• [Текст для чтения]:
---------------

Архитектура не привлекает его. Все дело в том, что поступить на архитектурное отделение считается проще. Успех, однако, превосходит ожидания. Его зачисляют на живописное отделение в класс Абрама Ефимовича Архипова.

Одурелый от счастья, он врывается в дом и громогласно возвещает о своей победе.

Художника из него не вышло, но пристрастие осталось до конца жизни. Он рисовал друзей и недругов, персонажей и мизансцены будущих фильмов, домашних четвероногих, эротическую чепуху, шалил, дурачился, издевался, отводил душу…

Октябрь застает Барнета в Москве.

В те великие дни Москва казалась безлюдной. Основные бои шли сравнительно далеко от центра. Район, прилегающий к Совету, надежно охранялся солдатами московского гарнизона. И лишь в одном месте — как раз неподалеку от Барнетов, около Чернышевских бань — неожиданно развернулись военные действия. И длились около суток. ‹…›

Революцию в семье Барнетов приняли доверительно. Искони здесь царило уважение к просвещению и труду и была природная терпимость к историческим переменам — все идет к лучшему!

---------------

Фрагмент набора данных
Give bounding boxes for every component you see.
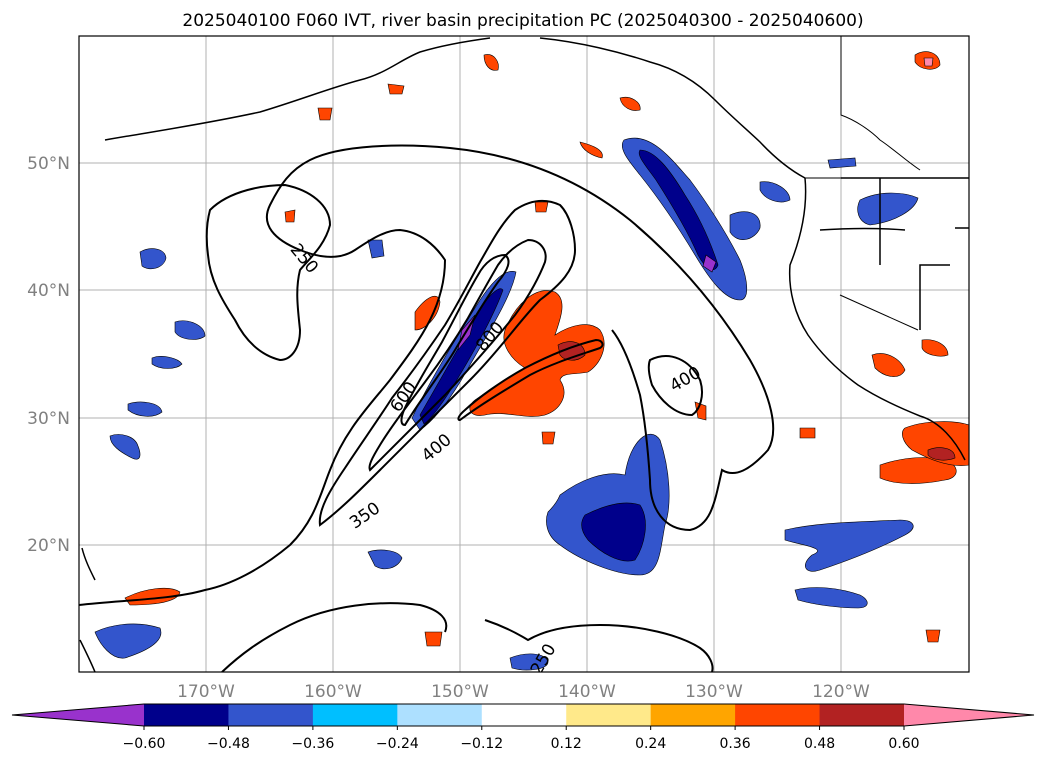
contour-800 (457, 338, 604, 422)
colorbar-tick-label: 0.36 (720, 736, 751, 752)
colorbar-tick-label: −0.24 (376, 736, 419, 752)
contour-bottom-2 (484, 619, 714, 672)
blue-region-pnw (729, 211, 761, 240)
blue-region-west-2 (174, 320, 206, 340)
pink-region-top-right (923, 57, 934, 67)
orange-region-small-4 (694, 401, 707, 421)
orange-region-north-2 (579, 141, 603, 159)
lat-label-40n: 40°N (27, 281, 70, 301)
ivt-contours (79, 144, 775, 672)
contour-250-outer (79, 144, 775, 606)
colorbar-segment (397, 704, 483, 726)
orange-region-pnw (619, 97, 641, 111)
colorbar (11, 703, 1035, 727)
orange-region-small-1 (284, 209, 296, 223)
colorbar-segment (819, 704, 905, 726)
colorbar-tick-label: −0.12 (460, 736, 503, 752)
blue-region-west-5 (109, 434, 141, 460)
blue-region-southeast-band (784, 519, 914, 572)
contour-400-east (647, 355, 703, 417)
colorbar-tick-labels: −0.60 −0.48 −0.36 −0.24 −0.12 0.12 0.24 0.36 0.4… (123, 726, 920, 752)
lon-label-130w: 130°W (685, 682, 743, 702)
colorbar-tick-label: −0.48 (207, 736, 250, 752)
colorbar-tick-label: 0.48 (804, 736, 835, 752)
colorbar-segment (144, 704, 229, 726)
map-content: 250 400 600 800 400 350 250 (79, 36, 969, 672)
lon-label-150w: 150°W (431, 682, 489, 702)
orange-region-small-8 (317, 107, 333, 121)
lon-label-170w: 170°W (177, 682, 235, 702)
darkblue-region-central-jet (419, 288, 504, 425)
blue-region-west-4 (127, 401, 163, 417)
blue-region-southwest (94, 623, 162, 659)
orange-region-north (483, 54, 499, 71)
positive-anomaly-regions (124, 51, 969, 647)
lon-label-140w: 140°W (558, 682, 616, 702)
longitude-labels: 170°W 160°W 150°W 140°W 130°W 120°W (177, 682, 870, 702)
blue-region-canada (857, 192, 919, 226)
darkblue-region-subtropical-blob (581, 502, 646, 562)
blue-region-small-1 (367, 239, 385, 259)
latitude-labels: 50°N 40°N 30°N 20°N (27, 154, 70, 556)
orange-region-small-9 (387, 83, 405, 95)
colorbar-extend-max (904, 704, 1034, 726)
colorbar-tick-label: −0.36 (291, 736, 334, 752)
orange-region-small-6 (424, 631, 443, 647)
blue-region-west-1 (139, 248, 167, 270)
orange-region-small-3 (541, 431, 556, 445)
contour-600 (400, 253, 510, 427)
blue-region-bottom (509, 653, 549, 671)
contour-250-inner (205, 183, 332, 362)
orange-region-ca (871, 353, 906, 377)
colorbar-segment (228, 704, 314, 726)
lon-label-120w: 120°W (812, 682, 870, 702)
colorbar-tick-label: −0.60 (123, 736, 166, 752)
colorbar-tick-label: 0.12 (551, 736, 582, 752)
figure-title: 2025040100 F060 IVT, river basin precipi… (182, 11, 863, 31)
colorbar-segment (312, 704, 398, 726)
orange-region-small-7 (925, 629, 941, 643)
colorbar-segment (566, 704, 652, 726)
lat-label-30n: 30°N (27, 409, 70, 429)
canada-border (805, 36, 969, 331)
orange-region-central-n (414, 295, 441, 331)
blue-region-west-3 (151, 356, 183, 369)
map-frame (78, 35, 970, 673)
lat-label-20n: 20°N (27, 536, 70, 556)
orange-region-socal (879, 457, 957, 484)
colorbar-segment (735, 704, 821, 726)
blue-region-southeast-band-2 (794, 587, 868, 609)
colorbar-segment (650, 704, 736, 726)
orange-region-small-5 (799, 427, 816, 439)
orange-region-ca-2 (921, 339, 949, 357)
orange-region-small-2 (534, 201, 549, 213)
colorbar-tick-label: 0.60 (888, 736, 919, 752)
colorbar-segment (481, 704, 567, 726)
purple-region-northeast-band (702, 254, 717, 273)
negative-anomaly-regions (94, 137, 919, 671)
blue-region-hawaii (367, 549, 403, 570)
contour-350 (318, 199, 577, 527)
red-region-mexico (927, 447, 956, 461)
blue-region-small-2 (827, 157, 857, 169)
colorbar-extend-min (12, 704, 144, 726)
lon-label-160w: 160°W (304, 682, 362, 702)
contour-bottom (221, 602, 448, 672)
colorbar-tick-label: 0.24 (635, 736, 666, 752)
lat-label-50n: 50°N (27, 154, 70, 174)
blue-region-nw-coast (759, 181, 791, 203)
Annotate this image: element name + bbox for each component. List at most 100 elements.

---------------

• [Задания]:
1. Перепишите из текста о Барнете фрагмент от слов «В те великие дни Москва» до слов «все идет к лучшему!» включительно, без изменений.
2. Продолжите текст о Барнете, начав сразу после его последнего предложения.

• [Ответы к заданиям]:
1.
В те великие дни Москва казалась безлюдной. Основные бои шли сравнительно далеко от центра. Район, прилегающий к Совету, надежно охранялся солдатами московского гарнизона. И лишь в одном месте — как раз неподалеку от Барнетов, около Чернышевских бань — неожиданно развернулись военные действия. И длились около суток. ‹…›

Революцию в семье Барнетов приняли доверительно. Искони здесь царило уважение к просвещению и труду и была природная терпимость к историческим переменам — все идет к лучшему!

2.
‹…›

Ощущения твердой власти у московских обывателей не было. По дворам и квартирам ползали слухи — один страшней другого. Говорили, что вот-вот взбунтуются немецкие военнопленные и захватят столицу. Еще пуще боялись анархистов, их пугающего конспиративного вида. Была какая-то неувязка между их высокопарной фразеологией и житейской практикой, ибо работали они в основном при складах с реквизированным добром и самочинно селились в лучших особняках Арбата и Поварской. В пятницу, 30 марта 1918 года, их разоружили и выселили, и по Москве на другой день пронеслось, что вечером анархисты собираются отомстить властям. В «кинематографах» на вечерних сеансах почти не было публики… ‹…›

Легко догадаться, что не менее сильным воспоминанием было искусство тех лет. Москва кипела и клокотала в диспутах, рефератах, чтениях и слушаниях, литературных беседах. Дворец искусств на Поварской, Дом печати на Никитском бульваре, Литературный особняк на Тверской, Политехнический… Нынче здесь — завтра там. «Пути Художественного театра»… «Неиспользованные силы человеческого тела и духа»… «Конфликты русских гениев с интеллигенцией»… «Вечер поэтов-презентистов»…

Но Барнет к этому не тянулся. Его духовный кругозор, эрудиция приумножались в процессе делания дела. Зависели от конкретной надобности.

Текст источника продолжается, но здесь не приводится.